- THE DATA
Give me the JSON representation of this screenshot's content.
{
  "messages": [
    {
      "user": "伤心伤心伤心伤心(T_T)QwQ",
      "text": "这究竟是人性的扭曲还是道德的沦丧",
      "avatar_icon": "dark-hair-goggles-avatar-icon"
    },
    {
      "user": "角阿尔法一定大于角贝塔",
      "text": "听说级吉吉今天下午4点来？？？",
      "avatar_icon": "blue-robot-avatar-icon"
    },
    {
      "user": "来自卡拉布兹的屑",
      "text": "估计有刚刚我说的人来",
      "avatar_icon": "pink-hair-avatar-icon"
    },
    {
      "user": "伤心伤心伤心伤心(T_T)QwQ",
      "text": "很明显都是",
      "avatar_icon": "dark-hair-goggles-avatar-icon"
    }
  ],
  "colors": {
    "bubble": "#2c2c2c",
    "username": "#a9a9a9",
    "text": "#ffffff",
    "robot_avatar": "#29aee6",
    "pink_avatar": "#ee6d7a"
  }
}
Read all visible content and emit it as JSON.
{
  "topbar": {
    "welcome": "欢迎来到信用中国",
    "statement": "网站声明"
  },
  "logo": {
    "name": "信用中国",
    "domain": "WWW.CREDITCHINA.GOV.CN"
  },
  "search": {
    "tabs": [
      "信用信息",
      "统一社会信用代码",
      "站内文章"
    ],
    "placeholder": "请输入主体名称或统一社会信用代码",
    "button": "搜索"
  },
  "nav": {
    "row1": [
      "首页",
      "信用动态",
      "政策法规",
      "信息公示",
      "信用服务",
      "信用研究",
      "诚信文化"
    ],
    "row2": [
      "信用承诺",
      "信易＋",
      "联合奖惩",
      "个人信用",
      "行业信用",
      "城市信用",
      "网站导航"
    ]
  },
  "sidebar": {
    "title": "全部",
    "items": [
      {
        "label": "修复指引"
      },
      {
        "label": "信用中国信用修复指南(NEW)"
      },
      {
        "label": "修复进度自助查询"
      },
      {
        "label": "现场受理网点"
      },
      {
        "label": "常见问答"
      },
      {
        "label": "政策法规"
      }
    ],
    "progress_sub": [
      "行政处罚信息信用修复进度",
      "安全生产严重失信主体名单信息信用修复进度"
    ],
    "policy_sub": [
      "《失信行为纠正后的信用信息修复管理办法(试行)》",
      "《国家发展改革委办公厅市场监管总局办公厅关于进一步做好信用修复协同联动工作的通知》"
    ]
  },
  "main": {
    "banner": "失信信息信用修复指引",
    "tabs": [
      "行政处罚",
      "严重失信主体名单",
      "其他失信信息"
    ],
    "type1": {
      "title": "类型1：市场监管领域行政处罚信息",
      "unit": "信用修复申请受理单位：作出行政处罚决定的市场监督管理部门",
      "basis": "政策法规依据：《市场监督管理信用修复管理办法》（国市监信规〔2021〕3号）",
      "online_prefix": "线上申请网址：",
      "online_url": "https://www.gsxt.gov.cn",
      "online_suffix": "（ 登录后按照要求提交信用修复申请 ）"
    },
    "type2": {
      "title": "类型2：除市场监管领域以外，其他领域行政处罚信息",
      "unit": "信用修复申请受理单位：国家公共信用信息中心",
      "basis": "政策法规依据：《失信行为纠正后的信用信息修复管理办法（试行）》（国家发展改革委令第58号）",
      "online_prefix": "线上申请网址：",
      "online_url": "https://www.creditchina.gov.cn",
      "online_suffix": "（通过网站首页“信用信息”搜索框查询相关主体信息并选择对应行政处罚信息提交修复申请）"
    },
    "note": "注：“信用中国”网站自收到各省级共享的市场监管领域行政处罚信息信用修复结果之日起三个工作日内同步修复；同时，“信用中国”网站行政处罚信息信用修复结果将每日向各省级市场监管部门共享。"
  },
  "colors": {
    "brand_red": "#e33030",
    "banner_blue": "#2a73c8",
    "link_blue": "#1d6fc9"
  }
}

- EXERCISE AIM
Recite the full listing above exactly.

- TASK RESULT
Give me the JSON representation of this screenshot's content.
{
  "messages": [
    {
      "user": "伤心伤心伤心伤心(T_T)QwQ",
      "text": "这究竟是人性的扭曲还是道德的沦丧",
      "avatar_icon": "dark-hair-goggles-avatar-icon"
    },
    {
      "user": "角阿尔法一定大于角贝塔",
      "text": "听说级吉吉今天下午4点来？？？",
      "avatar_icon": "blue-robot-avatar-icon"
    },
    {
      "user": "来自卡拉布兹的屑",
      "text": "估计有刚刚我说的人来",
      "avatar_icon": "pink-hair-avatar-icon"
    },
    {
      "user": "伤心伤心伤心伤心(T_T)QwQ",
      "text": "很明显都是",
      "avatar_icon": "dark-hair-goggles-avatar-icon"
    }
  ],
  "colors": {
    "bubble": "#2c2c2c",
    "username": "#a9a9a9",
    "text": "#ffffff",
    "robot_avatar": "#29aee6",
    "pink_avatar": "#ee6d7a"
  }
}
Read all visible content and emit it as JSON.
{
  "topbar": {
    "welcome": "欢迎来到信用中国",
    "statement": "网站声明"
  },
  "logo": {
    "name": "信用中国",
    "domain": "WWW.CREDITCHINA.GOV.CN"
  },
  "search": {
    "tabs": [
      "信用信息",
      "统一社会信用代码",
      "站内文章"
    ],
    "placeholder": "请输入主体名称或统一社会信用代码",
    "button": "搜索"
  },
  "nav": {
    "row1": [
      "首页",
      "信用动态",
      "政策法规",
      "信息公示",
      "信用服务",
      "信用研究",
      "诚信文化"
    ],
    "row2": [
      "信用承诺",
      "信易＋",
      "联合奖惩",
      "个人信用",
      "行业信用",
      "城市信用",
      "网站导航"
    ]
  },
  "sidebar": {
    "title": "全部",
    "items": [
      {
        "label": "修复指引"
      },
      {
        "label": "信用中国信用修复指南(NEW)"
      },
      {
        "label": "修复进度自助查询"
      },
      {
        "label": "现场受理网点"
      },
      {
        "label": "常见问答"
      },
      {
        "label": "政策法规"
      }
    ],
    "progress_sub": [
      "行政处罚信息信用修复进度",
      "安全生产严重失信主体名单信息信用修复进度"
    ],
    "policy_sub": [
      "《失信行为纠正后的信用信息修复管理办法(试行)》",
      "《国家发展改革委办公厅市场监管总局办公厅关于进一步做好信用修复协同联动工作的通知》"
    ]
  },
  "main": {
    "banner": "失信信息信用修复指引",
    "tabs": [
      "行政处罚",
      "严重失信主体名单",
      "其他失信信息"
    ],
    "type1": {
      "title": "类型1：市场监管领域行政处罚信息",
      "unit": "信用修复申请受理单位：作出行政处罚决定的市场监督管理部门",
      "basis": "政策法规依据：《市场监督管理信用修复管理办法》（国市监信规〔2021〕3号）",
      "online_prefix": "线上申请网址：",
      "online_url": "https://www.gsxt.gov.cn",
      "online_suffix": "（ 登录后按照要求提交信用修复申请 ）"
    },
    "type2": {
      "title": "类型2：除市场监管领域以外，其他领域行政处罚信息",
      "unit": "信用修复申请受理单位：国家公共信用信息中心",
      "basis": "政策法规依据：《失信行为纠正后的信用信息修复管理办法（试行）》（国家发展改革委令第58号）",
      "online_prefix": "线上申请网址：",
      "online_url": "https://www.creditchina.gov.cn",
      "online_suffix": "（通过网站首页“信用信息”搜索框查询相关主体信息并选择对应行政处罚信息提交修复申请）"
    },
    "note": "注：“信用中国”网站自收到各省级共享的市场监管领域行政处罚信息信用修复结果之日起三个工作日内同步修复；同时，“信用中国”网站行政处罚信息信用修复结果将每日向各省级市场监管部门共享。"
  },
  "colors": {
    "brand_red": "#e33030",
    "banner_blue": "#2a73c8",
    "link_blue": "#1d6fc9"
  }
}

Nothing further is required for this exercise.